§ Given exercise:
Resume the passage on tracking objects below, carrying it on from its final sentence.

FIG. 3B depicts a schematic diagram illustrating an example of a tracking object 350, in accordance with some example embodiments. In some example embodiments, the tracking object 350 may implement one or more of the first tracking object corresponding to the order 123, the second data corresponding to each of an N quantity of order items 303 included in the order 123, the third tracking object corresponding to the delivery order 125, the fourth tracking object corresponding to each of the delivery order items 305, and the fifth tracking object corresponding to each of the transport events 250. In some cases, the tracking object 350 may be a data structure (e.g., a table) or an entry (e.g., a row or a record) within the data structure holding data values and/or references to other tracking objects. Accordingly, in the example shown in FIG. 3B, the tracking object 350 may include one or more data fields 352 occupied by values indicating, for instance, an identifier, a description, a type, a status, a location, an expected delivery time, and/or the like. Furthermore, in the example shown in FIG. 3B, the tracking object 350 may include one or more data fields 354 occupied by references to other tracking objects. For example, where the tracking object 350 corresponds to the delivery order item 305, the one or more data fields 354 may include an identifier of the corresponding order item 303, an identifier of the order 123 containing the order item 303, an identifier of the delivery order 125 containing the delivery order item 305, and/or an identifier of the transport event 250 associated with the delivery order 125.

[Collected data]
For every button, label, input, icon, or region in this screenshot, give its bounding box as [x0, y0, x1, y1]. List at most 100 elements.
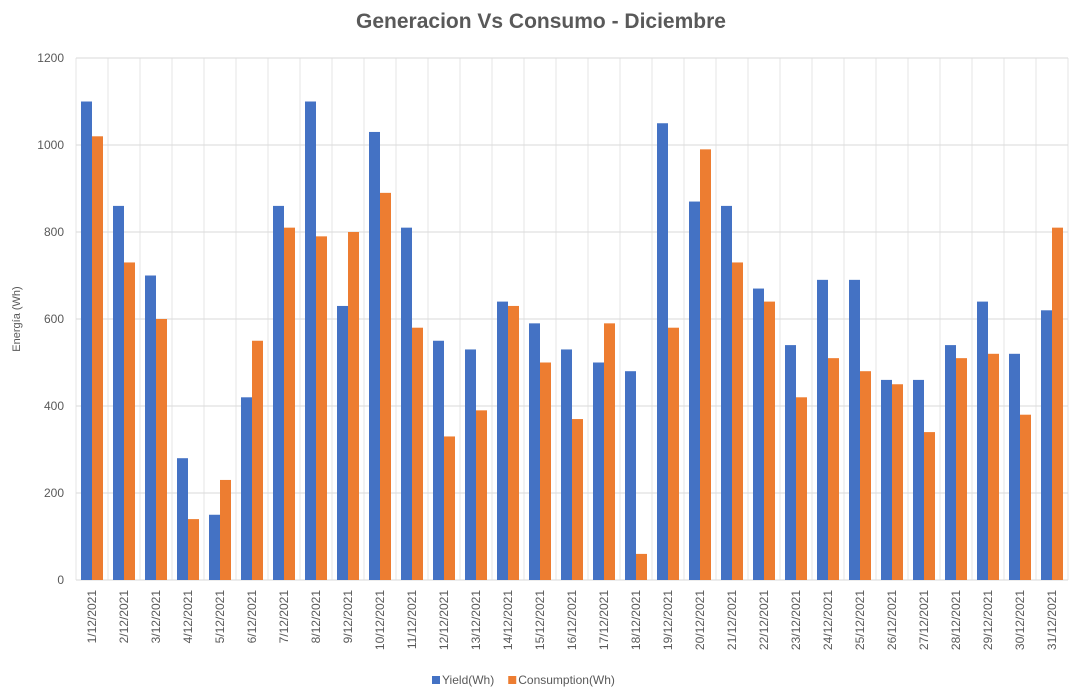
- bar: [337, 305, 348, 580]
- bar: [1020, 414, 1031, 580]
- legend-swatch: [432, 676, 440, 684]
- legend-swatch: [508, 676, 517, 684]
- bar: [625, 371, 636, 580]
- bar: [348, 232, 359, 580]
- bar: [156, 319, 167, 580]
- bar: [689, 201, 700, 581]
- x-tick-label: 22/12/2021: [757, 590, 771, 650]
- bar: [892, 384, 903, 580]
- x-tick-label: 23/12/2021: [789, 590, 803, 650]
- bar: [796, 397, 807, 580]
- x-tick-label: 9/12/2021: [341, 590, 355, 644]
- chart-title: Generacion Vs Consumo - Diciembre: [356, 10, 726, 33]
- bar: [188, 519, 199, 580]
- bar: [668, 327, 679, 580]
- bar: [753, 288, 764, 580]
- bar: [561, 349, 572, 580]
- bar: [785, 345, 796, 580]
- bar: [465, 349, 476, 580]
- bar: [444, 436, 455, 580]
- bar: [540, 362, 551, 580]
- x-tick-label: 27/12/2021: [917, 590, 931, 650]
- bar: [913, 379, 924, 580]
- x-tick-label: 16/12/2021: [565, 590, 579, 650]
- x-tick-label: 6/12/2021: [245, 590, 259, 644]
- x-tick-label: 10/12/2021: [373, 590, 387, 650]
- y-tick-label: 1000: [37, 138, 64, 152]
- x-tick-label: 5/12/2021: [213, 590, 227, 644]
- bar: [572, 419, 583, 580]
- bar: [209, 514, 220, 580]
- bar: [604, 323, 615, 580]
- x-tick-label: 2/12/2021: [117, 590, 131, 644]
- x-tick-label: 21/12/2021: [725, 590, 739, 650]
- legend-label: Consumption(Wh): [518, 673, 615, 687]
- bar: [849, 279, 860, 580]
- bar: [860, 371, 871, 580]
- x-tick-label: 12/12/2021: [437, 590, 451, 650]
- x-tick-label: 31/12/2021: [1045, 590, 1059, 650]
- x-tick-label: 17/12/2021: [597, 590, 611, 650]
- bar: [273, 205, 284, 580]
- bar: [636, 553, 647, 580]
- bar: [1009, 353, 1020, 580]
- bar: [81, 101, 92, 580]
- bar: [113, 205, 124, 580]
- bar: [657, 123, 668, 580]
- bar: [721, 205, 732, 580]
- bar: [433, 340, 444, 580]
- y-tick-label: 1200: [37, 51, 64, 65]
- x-tick-label: 29/12/2021: [981, 590, 995, 650]
- bar: [401, 227, 412, 580]
- bar: [1041, 310, 1052, 580]
- bar: [241, 397, 252, 580]
- bar: [828, 358, 839, 580]
- x-tick-label: 25/12/2021: [853, 590, 867, 650]
- x-tick-label: 13/12/2021: [469, 590, 483, 650]
- x-tick-label: 7/12/2021: [277, 590, 291, 644]
- bar: [145, 275, 156, 580]
- bar: [369, 131, 380, 580]
- bar: [177, 458, 188, 580]
- bar: [252, 340, 263, 580]
- x-tick-label: 1/12/2021: [85, 590, 99, 644]
- x-tick-label: 8/12/2021: [309, 590, 323, 644]
- bar: [881, 379, 892, 580]
- x-tick-label: 3/12/2021: [149, 590, 163, 644]
- bar: [508, 305, 519, 580]
- x-tick-label: 30/12/2021: [1013, 590, 1027, 650]
- bar: [732, 262, 743, 580]
- x-tick-label: 26/12/2021: [885, 590, 899, 650]
- bar: [593, 362, 604, 580]
- bar: [380, 192, 391, 580]
- bar: [700, 149, 711, 580]
- x-tick-label: 19/12/2021: [661, 590, 675, 650]
- bar: [284, 227, 295, 580]
- x-tick-label: 14/12/2021: [501, 590, 515, 650]
- x-tick-label: 11/12/2021: [405, 590, 419, 649]
- bar: [305, 101, 316, 580]
- bar: [956, 358, 967, 580]
- bar: [817, 279, 828, 580]
- x-tick-label: 15/12/2021: [533, 590, 547, 650]
- bar: [220, 479, 231, 580]
- bar: [92, 136, 103, 581]
- bar: [924, 432, 935, 580]
- y-tick-label: 400: [44, 399, 64, 413]
- bar: [945, 345, 956, 580]
- bar: [412, 327, 423, 580]
- x-tick-label: 24/12/2021: [821, 590, 835, 650]
- legend-label: Yield(Wh): [442, 673, 494, 687]
- bar: [977, 301, 988, 580]
- bar: [316, 236, 327, 580]
- bar: [529, 323, 540, 580]
- x-tick-label: 18/12/2021: [629, 590, 643, 650]
- bar: [124, 262, 135, 580]
- y-tick-label: 600: [44, 312, 64, 326]
- bar: [1052, 227, 1063, 580]
- bar: [988, 353, 999, 580]
- bar: [764, 301, 775, 580]
- y-axis-label: Energía (Wh): [11, 286, 23, 351]
- y-tick-label: 200: [44, 486, 64, 500]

§ Reply:
As noted, the tracking model 300 may be used by the tracking engine 110 in order to perform an impact analysis and determine, for example, whether a logistic exception during one stage of the multistage transport event 250 impacts the overall timeliness of the transport event 250. In the examples shown in FIGS. 2 and 3A, the tracking engine 110 may identify, based at least on the tracking model 300, the first delivery order 125a and the second delivery order 125b that form the transport event 250. Accordingly, the tracking engine 110 may determine, based at least on the tracking objects associated with each of the first delivery order 125a, the second delivery order 125b, and the transport event 250, whether the delay associated with the first delivery order 125a impacts the timeliness of the second delivery order 125b and the transport event 250. For example, where the data values associated with these tracking objects indicate that the second delivery order 125b may still arrive at the final destination (e.g., Location C) on time if the second delivery order 125b is still able to depart the intermediate location (e.g., Location B) on time or spends less than in transit than expected, the tracking engine 110 may determine, at least temporarily, that the delay of the first delivery order 125a does not impact the timeliness of the second delivery order 125 and the transport event 250 as a whole. Contrastingly, where the first delivery order 125a arrived at the intermediate location (e.g., Location B) after the departure time of the second delivery order 125a and the second delivery order 125a cannot arrive at the final destination (e.g., Location C) on time even with a minimum transit time, the tracking engine 110 may determine that the delay of the first delivery order 125a does impact the timeliness of the second delivery order 125b and/or that of the transport event 250 as a whole.

In the event the tracking engine 110 determines that the logistic exception (e.g., delay) associated with the first delivery order 125a does impact the timeliness of the second delivery order 125b and/or the transport event 250 as a whole, the tracking engine 110 may propagate this delay event to one or more relevant tracking objects indicated by the tracking model 300. For example, FIG. 3C shows that delay event may be propagated to the tracking objects corresponding to the second delivery order 125b and the transport event 250 as well as the tracking objects representative of the corresponding delivery order items 305, order items 303, and the order 123 itself. In some cases, the propagation of the delay event may include the tracking engine 110 accessing the relevant tracking objects to update the values of one or more relevant data fields. For instance, the delivery status and expected delivery time may be propagated to the tracking objects corresponding to the delivery order items 305. In the case of the order 123, the propagation of the delay event may include accessing the tracking objects of the order items 303 affected by the logistic exception while those not affected by the logistic exception are left unaltered. Accordingly, in the example shown in FIGS. 3A-B, the tracking engine 110 may access the second tracking object associated with the impacted order item 303 to update, for example, the delivery status and expected delivery time of the order item 303.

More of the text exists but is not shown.